### ENUNCIADO:
¿Puedes transcribir sin cambios el tramo del hilo sobre salidas a buscar setas que va desde "Abro este tema" hasta "Un saludo,David."?
─── FRAGMENTO DEL DOCUMENTO ───
Abro este tema para ir colocando aqui vuestras salidas en busca de los diferentes tipos de setas.  :Stick Out Tongue:

----------


## Delacrua

Cestica de Boletus aereus,el mejor boletus que existe!!!!
Detalle:

Un saludo,David.

----------


## Delacrua

Ya que estamos con los boletus,aqui os dejo la misma cestica pero de Boletus pinophilus.
Detalle:

Un saludo!!

----------


## REEGE

Buena caza delacrua!!
Buena comida te pegaste, no?

----------


## Azuer

> Cestica de Boletus aereus,el mejor boletus que existe!!!!


Totalmente de acuerdo con esa apreciación, para mí, dentro de los boletos y gastronómicamente hablando, es el más fino y exquisito, más aún que el archifamoso "edulis"

Saludos.


Boletus aereus por Emiliovet, en Flickr

----------


## Delacrua

> Buena caza delacrua!!
> Buena comida te pegaste, no?
─── CONJUNTO DE DATOS ───
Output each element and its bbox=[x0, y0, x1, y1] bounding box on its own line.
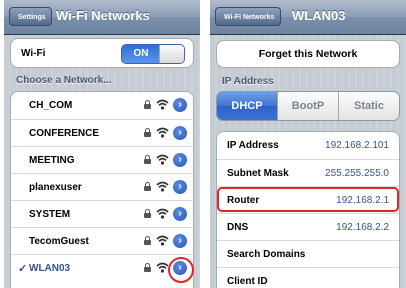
detail-disclosure-icon[interactable]: › bbox=[173, 153, 187, 167]
checkmark-icon: ✓ bbox=[18, 263, 28, 275]
network-name: TecomGuest bbox=[29, 236, 89, 247]
wifi-switch-on-label: ON bbox=[122, 45, 160, 63]
page-title: WLAN03 bbox=[292, 8, 346, 23]
network-name: WLAN03 bbox=[29, 263, 71, 274]
segment-static[interactable]: Static bbox=[338, 92, 399, 120]
network-row-ch-com[interactable]: CH_COM › bbox=[11, 92, 193, 119]
network-row-system[interactable]: SYSTEM › bbox=[11, 200, 193, 227]
wifi-signal-icon bbox=[156, 181, 169, 192]
wifi-signal-icon bbox=[156, 208, 169, 219]
page-title: Wi-Fi Networks bbox=[56, 8, 150, 23]
ip-address-row[interactable]: IP Address 192.168.2.101 bbox=[217, 132, 399, 159]
network-row-tecomguest[interactable]: TecomGuest › bbox=[11, 227, 193, 254]
network-list: CH_COM › CONFERENCE › MEETING › planexus… bbox=[10, 91, 194, 288]
wifi-switch-knob[interactable] bbox=[159, 45, 184, 63]
wifi-switch[interactable]: ON bbox=[121, 44, 185, 64]
lock-icon bbox=[144, 182, 151, 191]
wifi-toggle-group: Wi-Fi ON bbox=[10, 38, 194, 68]
lock-icon bbox=[144, 128, 151, 137]
segment-dhcp[interactable]: DHCP bbox=[217, 92, 277, 120]
section-header: IP Address bbox=[222, 76, 274, 87]
search-domains-row[interactable]: Search Domains bbox=[217, 240, 399, 267]
network-row-planexuser[interactable]: planexuser › bbox=[11, 173, 193, 200]
nav-bar: Wi-Fi Networks WLAN03 bbox=[210, 0, 406, 35]
detail-disclosure-icon[interactable]: › bbox=[173, 126, 187, 140]
ip-mode-segmented-control: DHCP BootP Static bbox=[216, 91, 400, 121]
highlight-ring bbox=[168, 257, 194, 283]
wifi-networks-screen: Settings Wi-Fi Networks Wi-Fi ON Choose … bbox=[4, 0, 200, 288]
detail-disclosure-icon[interactable]: › bbox=[173, 207, 187, 221]
wifi-signal-icon bbox=[156, 262, 169, 273]
wlan03-detail-screen: Wi-Fi Networks WLAN03 Forget this Networ… bbox=[210, 0, 406, 288]
row-label: Search Domains bbox=[227, 249, 306, 260]
detail-disclosure-icon[interactable]: › bbox=[173, 180, 187, 194]
lock-icon bbox=[144, 236, 151, 245]
wifi-signal-icon bbox=[156, 127, 169, 138]
dns-row[interactable]: DNS 192.168.2.2 bbox=[217, 213, 399, 240]
lock-icon bbox=[144, 263, 151, 272]
wifi-label: Wi-Fi bbox=[21, 48, 46, 59]
wifi-signal-icon bbox=[156, 154, 169, 165]
network-name: planexuser bbox=[29, 182, 82, 193]
network-row-meeting[interactable]: MEETING › bbox=[11, 146, 193, 173]
network-name: SYSTEM bbox=[29, 209, 71, 220]
settings-back-button[interactable]: Settings bbox=[9, 7, 52, 26]
wifi-signal-icon bbox=[156, 99, 169, 110]
section-header: Choose a Network... bbox=[16, 75, 112, 86]
detail-disclosure-icon[interactable]: › bbox=[173, 98, 187, 112]
highlight-box bbox=[217, 187, 399, 212]
lock-icon bbox=[144, 100, 151, 109]
network-name: CH_COM bbox=[29, 100, 73, 111]
network-row-conference[interactable]: CONFERENCE › bbox=[11, 119, 193, 146]
row-value: 192.168.2.2 bbox=[336, 222, 389, 233]
segment-bootp[interactable]: BootP bbox=[277, 92, 338, 120]
network-name: MEETING bbox=[29, 155, 75, 166]
network-name: CONFERENCE bbox=[29, 128, 100, 139]
forget-network-button[interactable]: Forget this Network bbox=[216, 40, 400, 68]
nav-bar: Settings Wi-Fi Networks bbox=[4, 0, 200, 35]
detail-disclosure-icon[interactable]: › bbox=[173, 234, 187, 248]
client-id-row[interactable]: Client ID bbox=[217, 267, 399, 288]
lock-icon bbox=[144, 155, 151, 164]
row-value: 255.255.255.0 bbox=[325, 168, 389, 179]
row-label: Subnet Mask bbox=[227, 168, 289, 179]
lock-icon bbox=[144, 209, 151, 218]
row-label: DNS bbox=[227, 222, 249, 233]
wifi-signal-icon bbox=[156, 235, 169, 246]
row-value: 192.168.2.101 bbox=[325, 140, 389, 151]
row-label: Client ID bbox=[227, 276, 268, 287]
network-row-wlan03[interactable]: ✓ WLAN03 › bbox=[11, 254, 193, 281]
row-label: IP Address bbox=[227, 140, 279, 151]
subnet-mask-row[interactable]: Subnet Mask 255.255.255.0 bbox=[217, 159, 399, 186]
wifi-networks-back-button[interactable]: Wi-Fi Networks bbox=[215, 7, 281, 26]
───
### RESPUESTA:
Abro este tema para ir colocando aqui vuestras salidas en busca de los diferentes tipos de setas.  :Stick Out Tongue:

----------


## Delacrua

Cestica de Boletus aereus,el mejor boletus que existe!!!!
Detalle:

Un saludo,David.